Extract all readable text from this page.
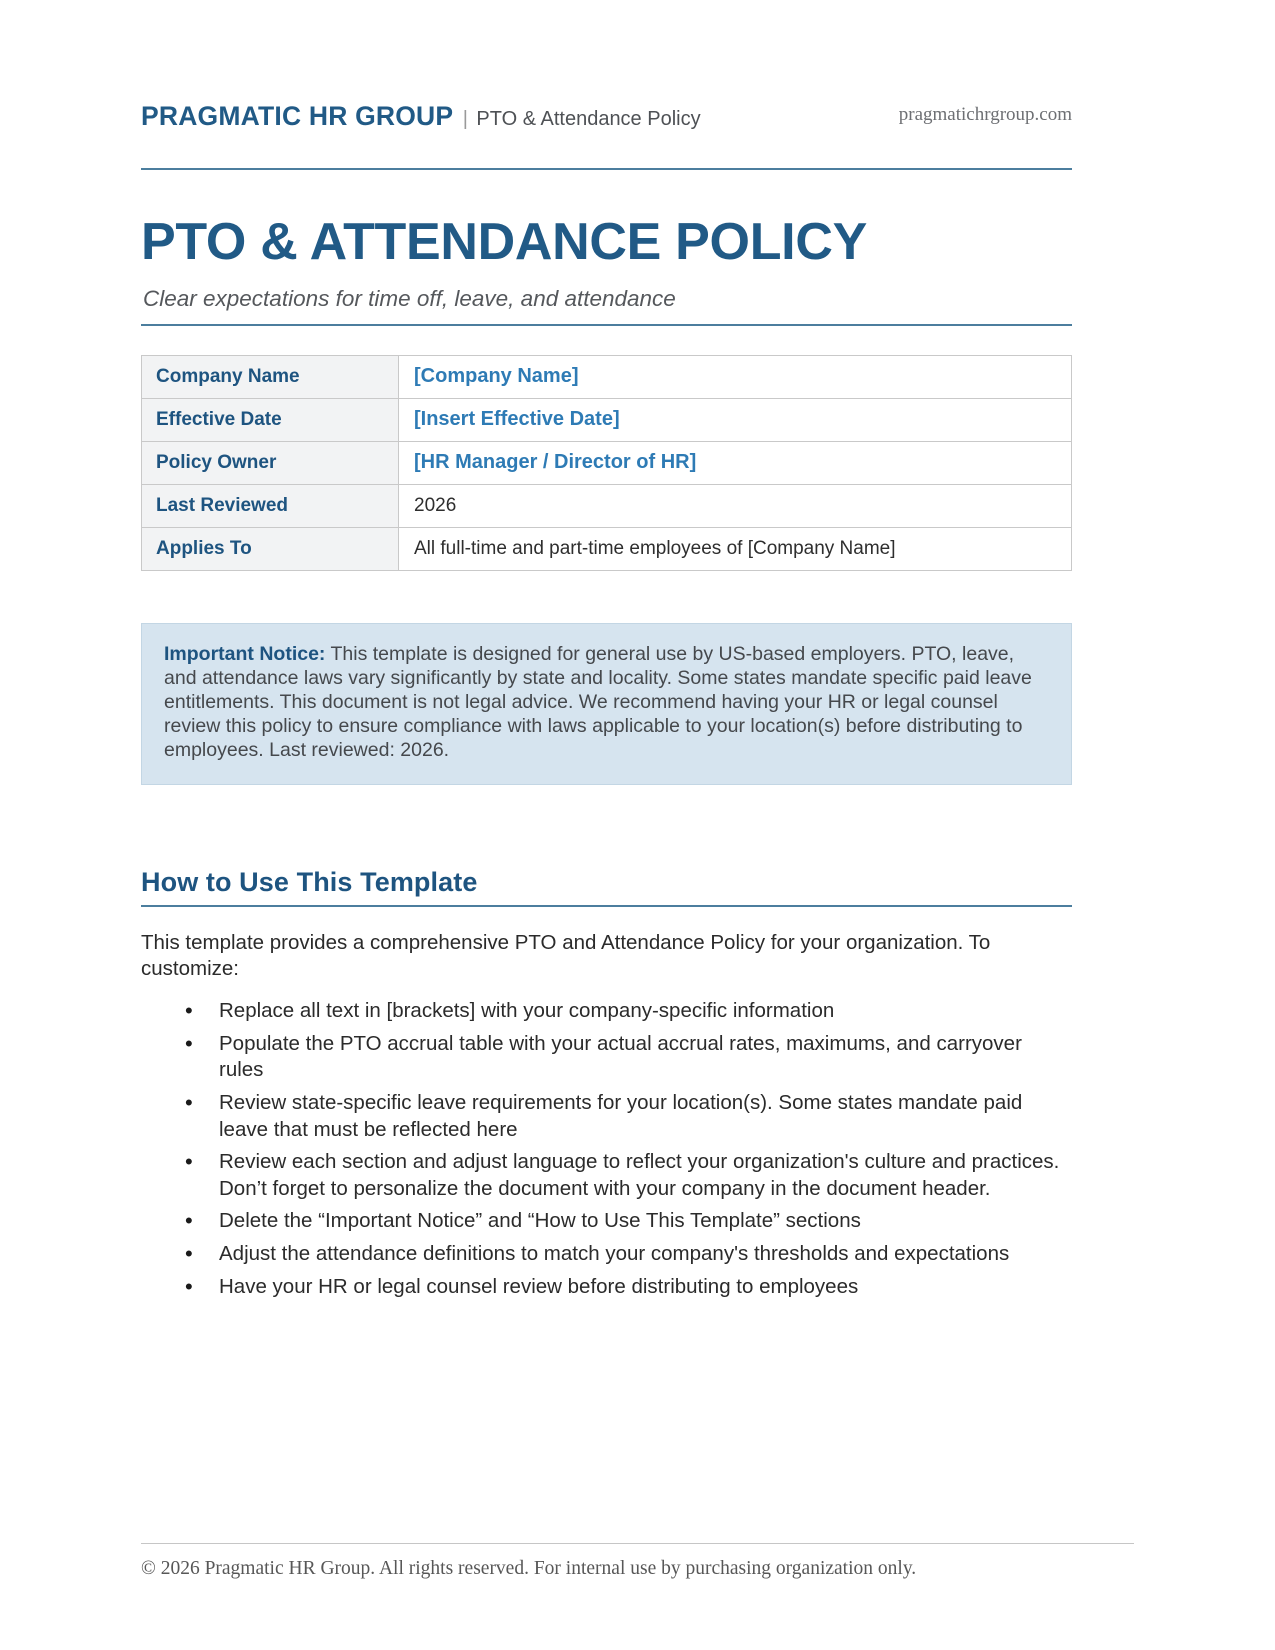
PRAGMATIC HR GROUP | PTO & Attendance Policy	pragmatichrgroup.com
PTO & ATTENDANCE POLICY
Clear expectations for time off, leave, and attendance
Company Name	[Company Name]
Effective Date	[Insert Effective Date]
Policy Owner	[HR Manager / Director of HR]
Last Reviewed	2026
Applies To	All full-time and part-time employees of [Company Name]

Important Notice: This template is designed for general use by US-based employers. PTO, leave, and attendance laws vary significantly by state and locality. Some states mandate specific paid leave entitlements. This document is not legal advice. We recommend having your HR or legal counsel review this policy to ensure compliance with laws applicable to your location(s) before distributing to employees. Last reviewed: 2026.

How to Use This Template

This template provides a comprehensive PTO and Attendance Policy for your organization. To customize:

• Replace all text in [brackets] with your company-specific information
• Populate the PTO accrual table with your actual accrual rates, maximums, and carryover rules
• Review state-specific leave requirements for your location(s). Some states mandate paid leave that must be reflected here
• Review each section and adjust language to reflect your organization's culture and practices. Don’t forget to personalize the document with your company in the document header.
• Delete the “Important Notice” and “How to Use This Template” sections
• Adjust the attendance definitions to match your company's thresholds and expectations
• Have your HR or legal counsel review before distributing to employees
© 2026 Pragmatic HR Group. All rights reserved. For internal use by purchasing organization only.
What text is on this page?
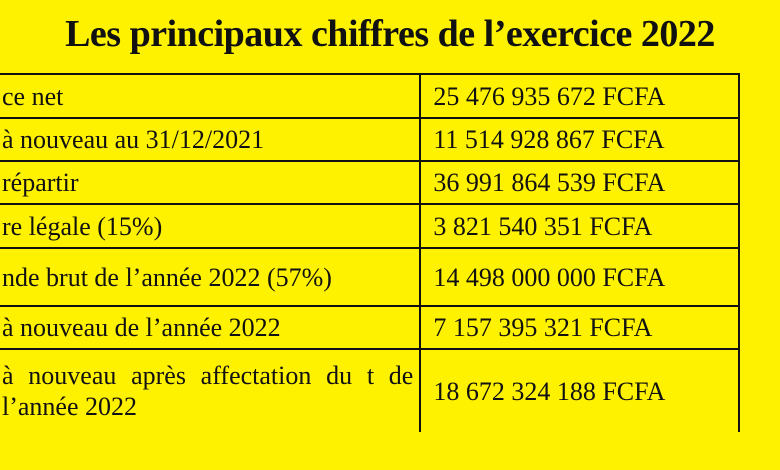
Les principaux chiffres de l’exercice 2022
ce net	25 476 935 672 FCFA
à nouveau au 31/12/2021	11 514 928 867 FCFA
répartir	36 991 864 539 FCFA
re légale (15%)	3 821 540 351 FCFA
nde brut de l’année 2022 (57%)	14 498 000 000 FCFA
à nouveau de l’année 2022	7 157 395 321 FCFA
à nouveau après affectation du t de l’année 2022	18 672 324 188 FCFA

========

● **Given instruction**
Copy the listing exactly. Any image in it stays out of the copy.

● **Result below**
Extract all readable text from this page.
PRAGMATIC HR GROUP | PTO & Attendance Policy	pragmatichrgroup.com
PTO & ATTENDANCE POLICY
Clear expectations for time off, leave, and attendance
Company Name	[Company Name]
Effective Date	[Insert Effective Date]
Policy Owner	[HR Manager / Director of HR]
Last Reviewed	2026
Applies To	All full-time and part-time employees of [Company Name]

Important Notice: This template is designed for general use by US-based employers. PTO, leave, and attendance laws vary significantly by state and locality. Some states mandate specific paid leave entitlements. This document is not legal advice. We recommend having your HR or legal counsel review this policy to ensure compliance with laws applicable to your location(s) before distributing to employees. Last reviewed: 2026.

How to Use This Template

This template provides a comprehensive PTO and Attendance Policy for your organization. To customize:

• Replace all text in [brackets] with your company-specific information
• Populate the PTO accrual table with your actual accrual rates, maximums, and carryover rules
• Review state-specific leave requirements for your location(s). Some states mandate paid leave that must be reflected here
• Review each section and adjust language to reflect your organization's culture and practices. Don’t forget to personalize the document with your company in the document header.
• Delete the “Important Notice” and “How to Use This Template” sections
• Adjust the attendance definitions to match your company's thresholds and expectations
• Have your HR or legal counsel review before distributing to employees
© 2026 Pragmatic HR Group. All rights reserved. For internal use by purchasing organization only.
What text is on this page?
Les principaux chiffres de l’exercice 2022
ce net	25 476 935 672 FCFA
à nouveau au 31/12/2021	11 514 928 867 FCFA
répartir	36 991 864 539 FCFA
re légale (15%)	3 821 540 351 FCFA
nde brut de l’année 2022 (57%)	14 498 000 000 FCFA
à nouveau de l’année 2022	7 157 395 321 FCFA
à nouveau après affectation du t de l’année 2022	18 672 324 188 FCFA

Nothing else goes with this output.